### What to do
Set every record down verbatim and omit the pictures.

### Data excerpts
··········

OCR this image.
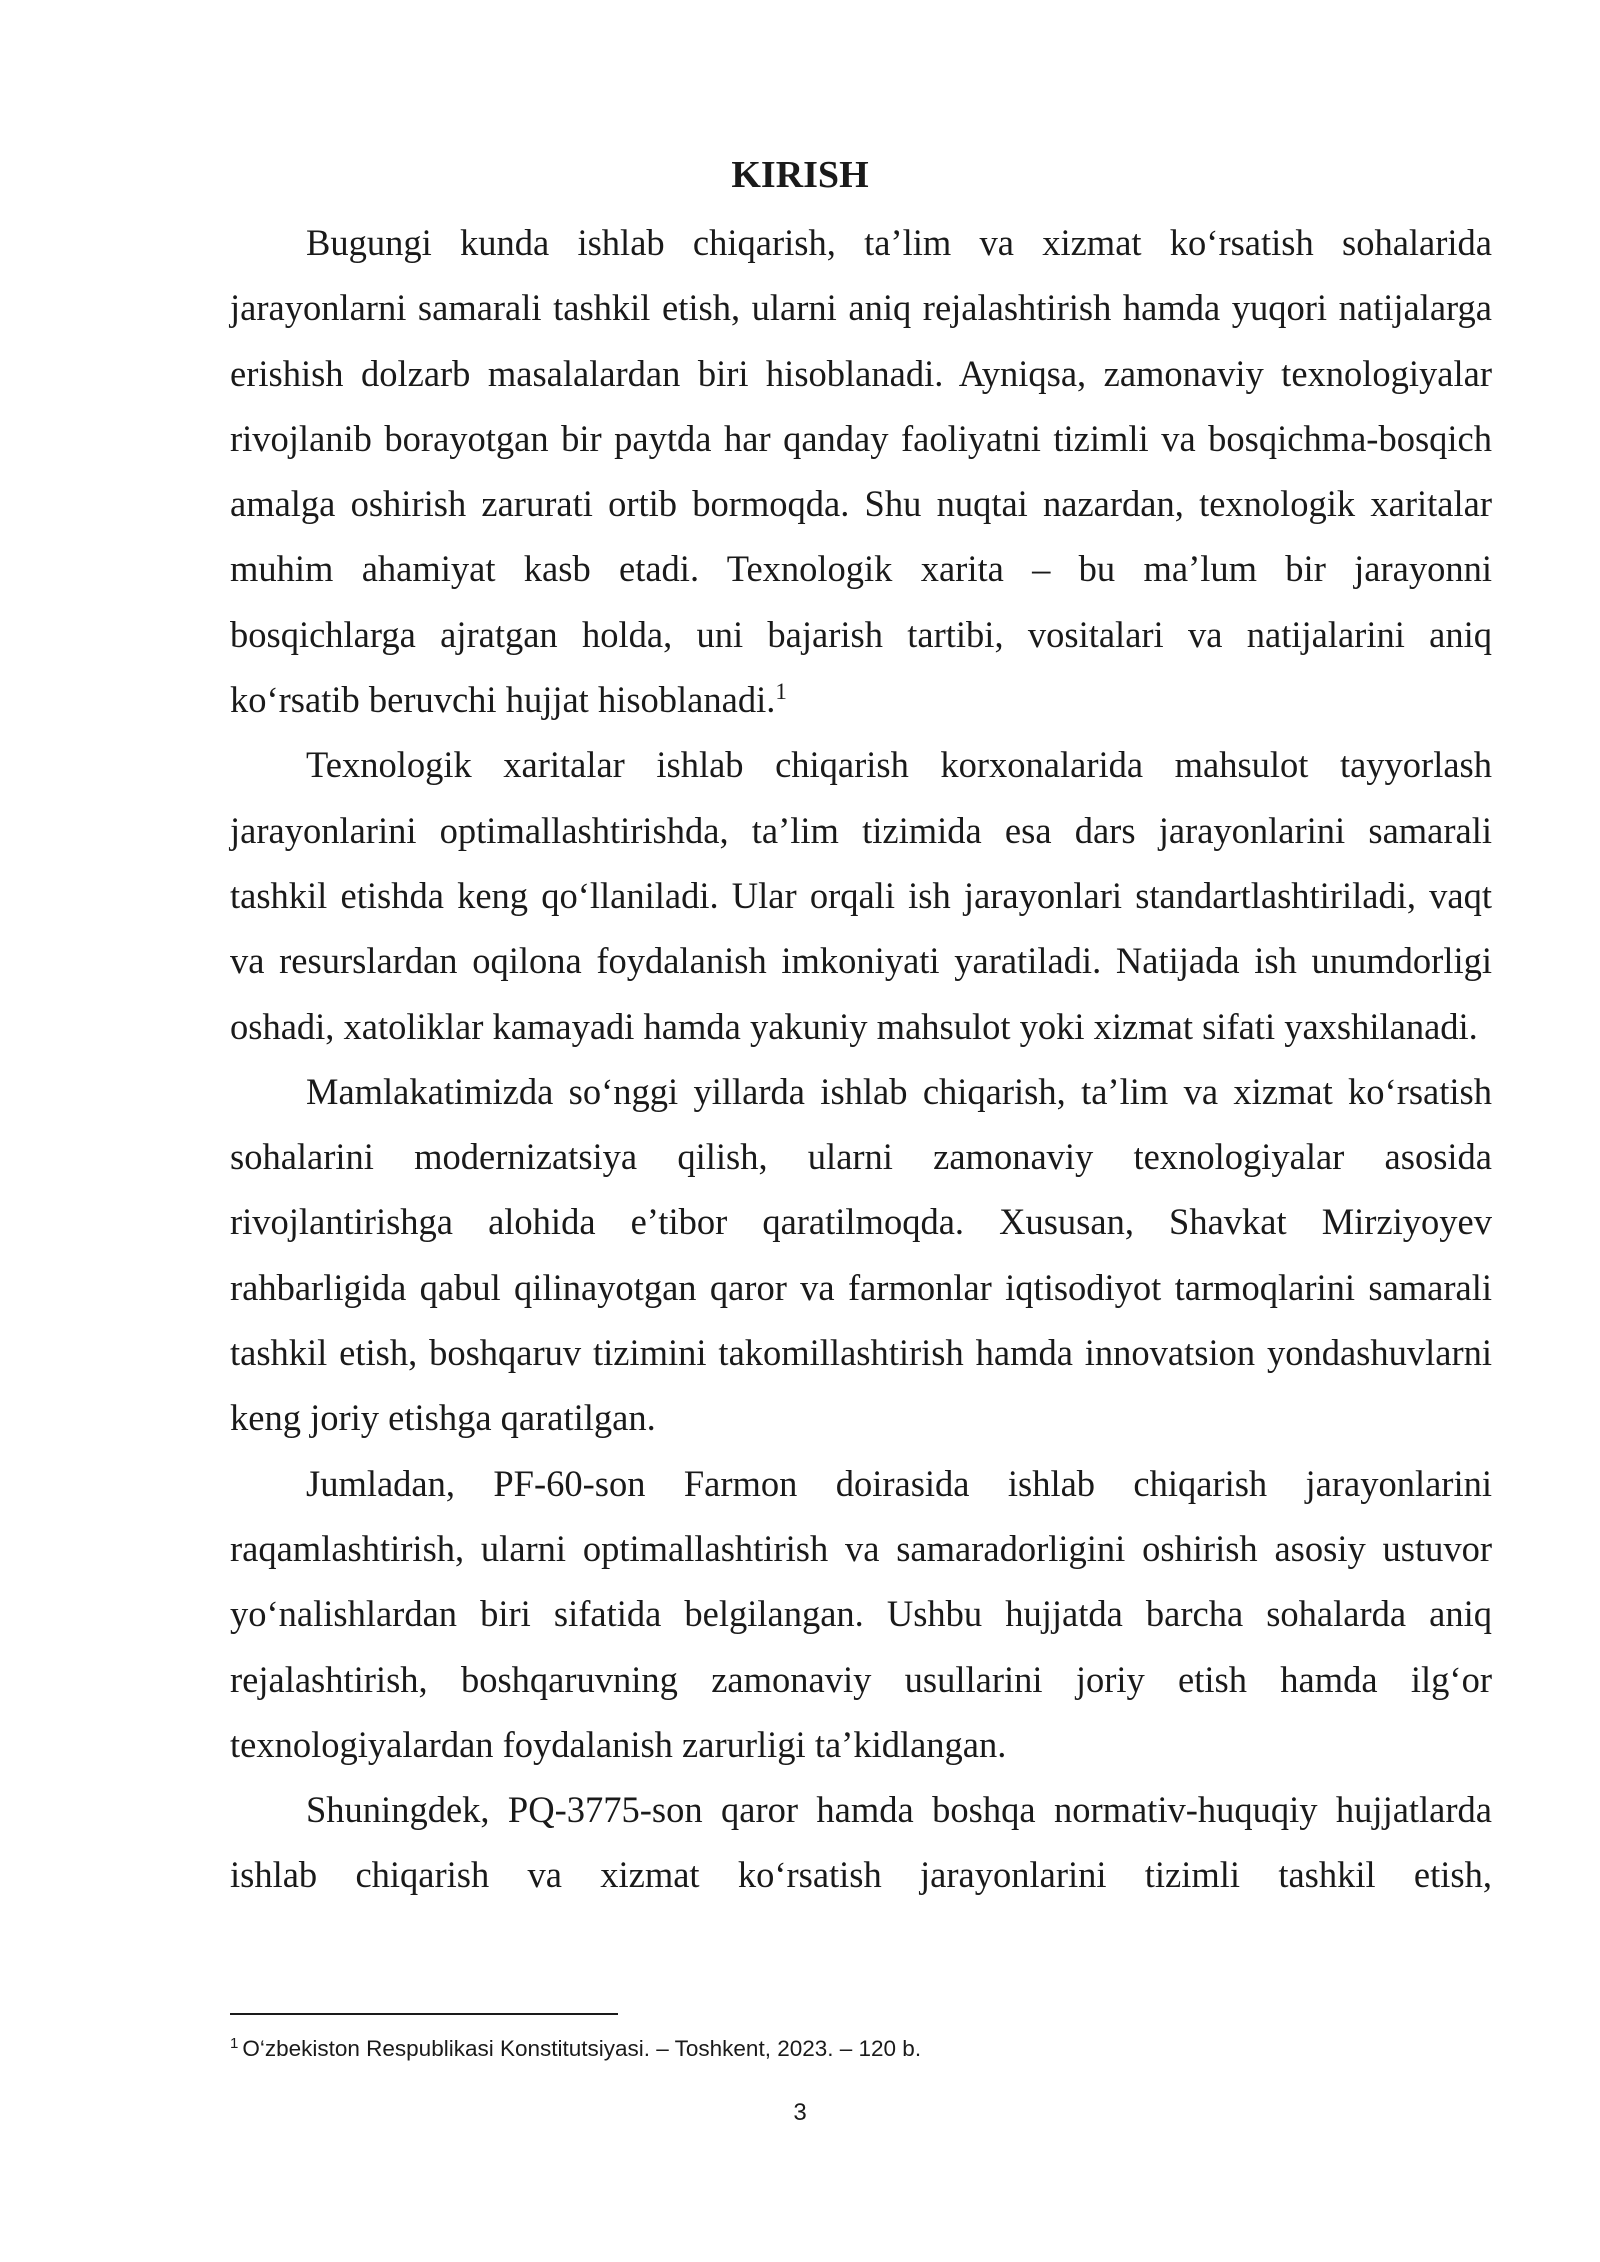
KIRISH

Bugungi kunda ishlab chiqarish, ta’lim va xizmat ko‘rsatish sohalarida jarayonlarni samarali tashkil etish, ularni aniq rejalashtirish hamda yuqori natijalarga erishish dolzarb masalalardan biri hisoblanadi. Ayniqsa, zamonaviy texnologiyalar rivojlanib borayotgan bir paytda har qanday faoliyatni tizimli va bosqichma-bosqich amalga oshirish zarurati ortib bormoqda. Shu nuqtai nazardan, texnologik xaritalar muhim ahamiyat kasb etadi. Texnologik xarita – bu ma’lum bir jarayonni bosqichlarga ajratgan holda, uni bajarish tartibi, vositalari va natijalarini aniq ko‘rsatib beruvchi hujjat hisoblanadi.$^1$

Texnologik xaritalar ishlab chiqarish korxonalarida mahsulot tayyorlash jarayonlarini optimallashtirishda, ta’lim tizimida esa dars jarayonlarini samarali tashkil etishda keng qo‘llaniladi. Ular orqali ish jarayonlari standartlashtiriladi, vaqt va resurslardan oqilona foydalanish imkoniyati yaratiladi. Natijada ish unumdorligi oshadi, xatoliklar kamayadi hamda yakuniy mahsulot yoki xizmat sifati yaxshilanadi.

Mamlakatimizda so‘nggi yillarda ishlab chiqarish, ta’lim va xizmat ko‘rsatish sohalarini modernizatsiya qilish, ularni zamonaviy texnologiyalar asosida rivojlantirishga alohida e’tibor qaratilmoqda. Xususan, Shavkat Mirziyoyev rahbarligida qabul qilinayotgan qaror va farmonlar iqtisodiyot tarmoqlarini samarali tashkil etish, boshqaruv tizimini takomillashtirish hamda innovatsion yondashuvlarni keng joriy etishga qaratilgan.

Jumladan, PF-60-son Farmon doirasida ishlab chiqarish jarayonlarini raqamlashtirish, ularni optimallashtirish va samaradorligini oshirish asosiy ustuvor yo‘nalishlardan biri sifatida belgilangan. Ushbu hujjatda barcha sohalarda aniq rejalashtirish, boshqaruvning zamonaviy usullarini joriy etish hamda ilg‘or texnologiyalardan foydalanish zarurligi ta’kidlangan.

Shuningdek, PQ-3775-son qaror hamda boshqa normativ-huquqiy hujjatlarda ishlab chiqarish va xizmat ko‘rsatish jarayonlarini tizimli tashkil etish,

$^1$ O‘zbekiston Respublikasi Konstitutsiyasi. – Toshkent, 2023. – 120 b.

3
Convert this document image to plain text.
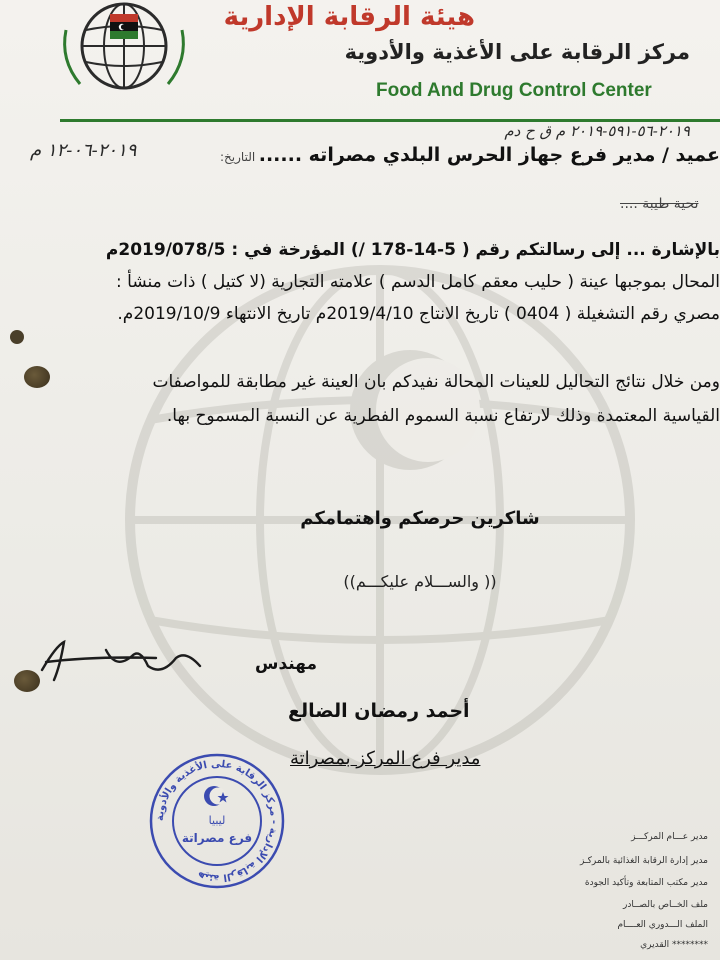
هيئة الرقابة الإدارية
مركز الرقابة على الأغذية والأدوية
Food And Drug Control Center
٢٠١٩-٥٦-٥٩١-٢٠١٩ م ق ح دم
التاريخ:
٢٠١٩-٠٦-١٢ م	عميد / مدير فرع جهاز الحرس البلدي مصراته ......
تحية طيبة ....
بالإشارة ... إلى رسالتكم رقم ( 5-14-178 /) المؤرخة في : 2019/078/5م
المحال بموجبها عينة ( حليب معقم كامل الدسم ) علامته التجارية (لا كتيل ) ذات منشأ :
مصري رقم التشغيلة ( 0404 ) تاريخ الانتاج 2019/4/10م تاريخ الانتهاء 2019/10/9م.
ومن خلال نتائج التحاليل للعينات المحالة نفيدكم بان العينة غير مطابقة للمواصفات
القياسية المعتمدة وذلك لارتفاع نسبة السموم الفطرية عن النسبة المسموح بها.
شاكرين حرصكم واهتمامكم
(( والســـلام عليكـــم))
مهندس
أحمد رمضان الضالع
مدير فرع المركز بمصراتة
هيئة الرقابة الإدارية - مركز الرقابة على الأغذية والأدوية
ليبيا
فرع مصراتة	مدير عـــام المركـــز
مدير إدارة الرقابة الغذائية بالمركـز
مدير مكتب المتابعة وتأكيد الجودة
ملف الخــاص بالصــادر
الملف الـــدوري العــــام
******** القديري
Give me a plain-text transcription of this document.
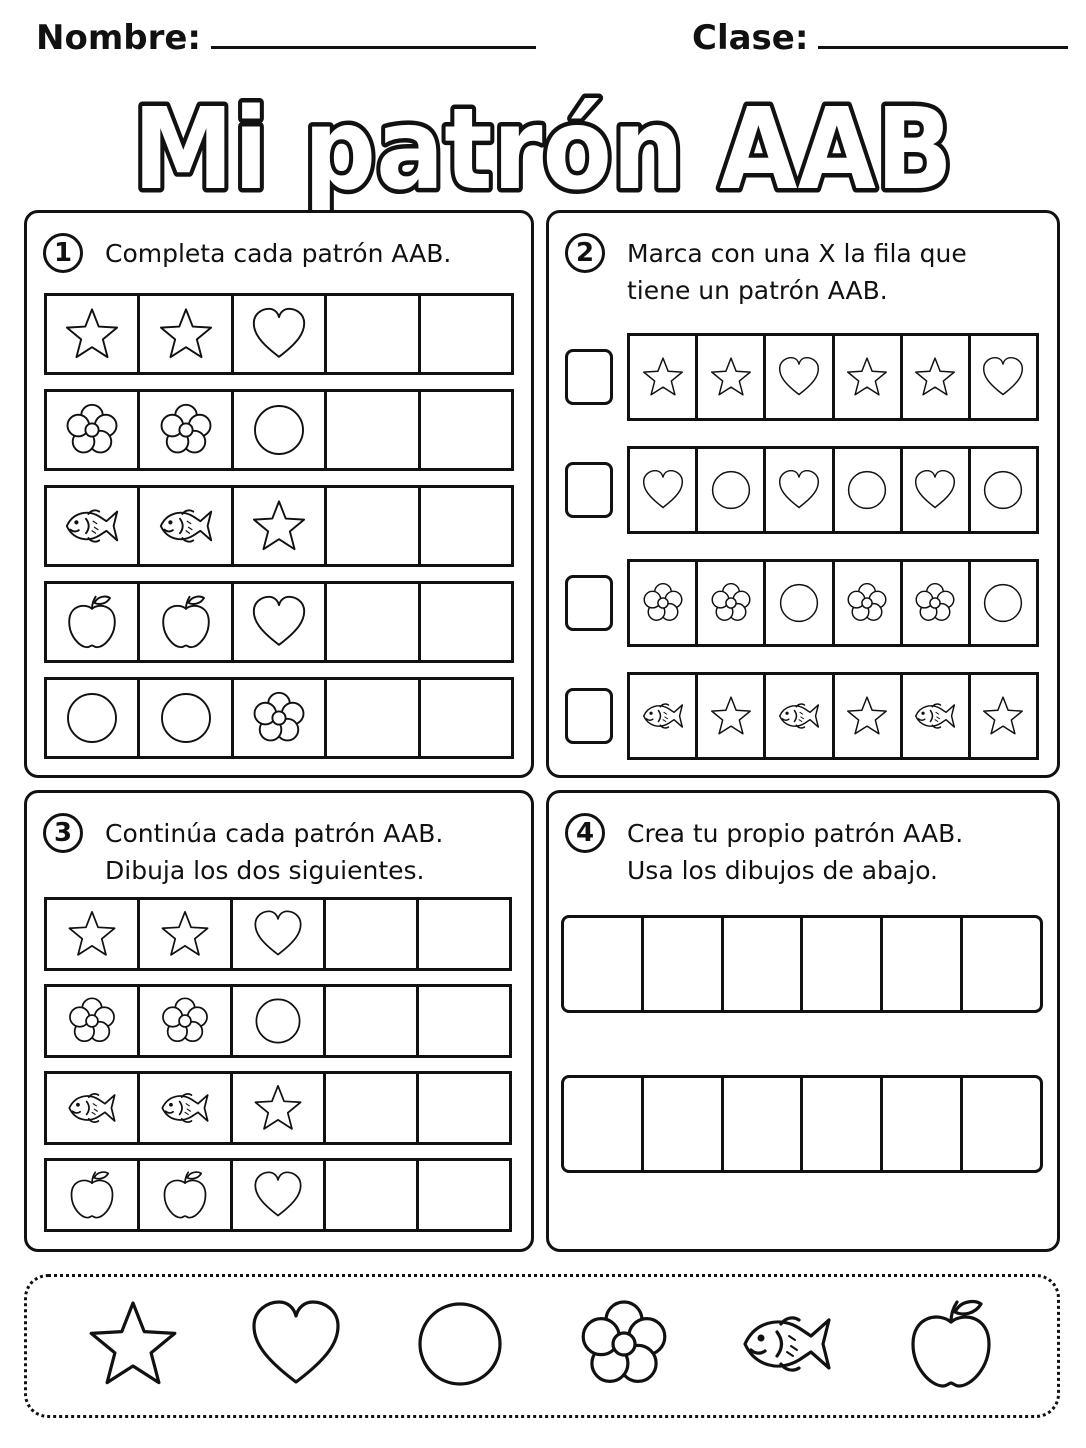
Nombre:	Clase:
Mi patrón AAB
1	Completa cada patrón AAB.	2	Marca con una X la fila que
tiene un patrón AAB.
3	Continúa cada patrón AAB.
Dibuja los dos siguientes.
4	Crea tu propio patrón AAB.
Usa los dibujos de abajo.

··········

### Answer to this problem
OCR this image.
KIRISH

Bugungi kunda ishlab chiqarish, ta’lim va xizmat ko‘rsatish sohalarida jarayonlarni samarali tashkil etish, ularni aniq rejalashtirish hamda yuqori natijalarga erishish dolzarb masalalardan biri hisoblanadi. Ayniqsa, zamonaviy texnologiyalar rivojlanib borayotgan bir paytda har qanday faoliyatni tizimli va bosqichma-bosqich amalga oshirish zarurati ortib bormoqda. Shu nuqtai nazardan, texnologik xaritalar muhim ahamiyat kasb etadi. Texnologik xarita – bu ma’lum bir jarayonni bosqichlarga ajratgan holda, uni bajarish tartibi, vositalari va natijalarini aniq ko‘rsatib beruvchi hujjat hisoblanadi.$^1$

Texnologik xaritalar ishlab chiqarish korxonalarida mahsulot tayyorlash jarayonlarini optimallashtirishda, ta’lim tizimida esa dars jarayonlarini samarali tashkil etishda keng qo‘llaniladi. Ular orqali ish jarayonlari standartlashtiriladi, vaqt va resurslardan oqilona foydalanish imkoniyati yaratiladi. Natijada ish unumdorligi oshadi, xatoliklar kamayadi hamda yakuniy mahsulot yoki xizmat sifati yaxshilanadi.

Mamlakatimizda so‘nggi yillarda ishlab chiqarish, ta’lim va xizmat ko‘rsatish sohalarini modernizatsiya qilish, ularni zamonaviy texnologiyalar asosida rivojlantirishga alohida e’tibor qaratilmoqda. Xususan, Shavkat Mirziyoyev rahbarligida qabul qilinayotgan qaror va farmonlar iqtisodiyot tarmoqlarini samarali tashkil etish, boshqaruv tizimini takomillashtirish hamda innovatsion yondashuvlarni keng joriy etishga qaratilgan.

Jumladan, PF-60-son Farmon doirasida ishlab chiqarish jarayonlarini raqamlashtirish, ularni optimallashtirish va samaradorligini oshirish asosiy ustuvor yo‘nalishlardan biri sifatida belgilangan. Ushbu hujjatda barcha sohalarda aniq rejalashtirish, boshqaruvning zamonaviy usullarini joriy etish hamda ilg‘or texnologiyalardan foydalanish zarurligi ta’kidlangan.

Shuningdek, PQ-3775-son qaror hamda boshqa normativ-huquqiy hujjatlarda ishlab chiqarish va xizmat ko‘rsatish jarayonlarini tizimli tashkil etish,

$^1$ O‘zbekiston Respublikasi Konstitutsiyasi. – Toshkent, 2023. – 120 b.

3
Convert this document image to plain text.
هيئة الرقابة الإدارية
مركز الرقابة على الأغذية والأدوية
Food And Drug Control Center
٢٠١٩-٥٦-٥٩١-٢٠١٩ م ق ح دم
التاريخ:
٢٠١٩-٠٦-١٢ م	عميد / مدير فرع جهاز الحرس البلدي مصراته ......
تحية طيبة ....
بالإشارة ... إلى رسالتكم رقم ( 5-14-178 /) المؤرخة في : 2019/078/5م
المحال بموجبها عينة ( حليب معقم كامل الدسم ) علامته التجارية (لا كتيل ) ذات منشأ :
مصري رقم التشغيلة ( 0404 ) تاريخ الانتاج 2019/4/10م تاريخ الانتهاء 2019/10/9م.
ومن خلال نتائج التحاليل للعينات المحالة نفيدكم بان العينة غير مطابقة للمواصفات
القياسية المعتمدة وذلك لارتفاع نسبة السموم الفطرية عن النسبة المسموح بها.
شاكرين حرصكم واهتمامكم
(( والســـلام عليكـــم))
مهندس
أحمد رمضان الضالع
مدير فرع المركز بمصراتة
هيئة الرقابة الإدارية - مركز الرقابة على الأغذية والأدوية
ليبيا
فرع مصراتة	مدير عـــام المركـــز
مدير إدارة الرقابة الغذائية بالمركـز
مدير مكتب المتابعة وتأكيد الجودة
ملف الخــاص بالصــادر
الملف الـــدوري العــــام
******** القديري
Give me a plain-text transcription of this document.
Nombre:	Clase:
Mi patrón AAB
1	Completa cada patrón AAB.	2	Marca con una X la fila que
tiene un patrón AAB.
3	Continúa cada patrón AAB.
Dibuja los dos siguientes.
4	Crea tu propio patrón AAB.
Usa los dibujos de abajo.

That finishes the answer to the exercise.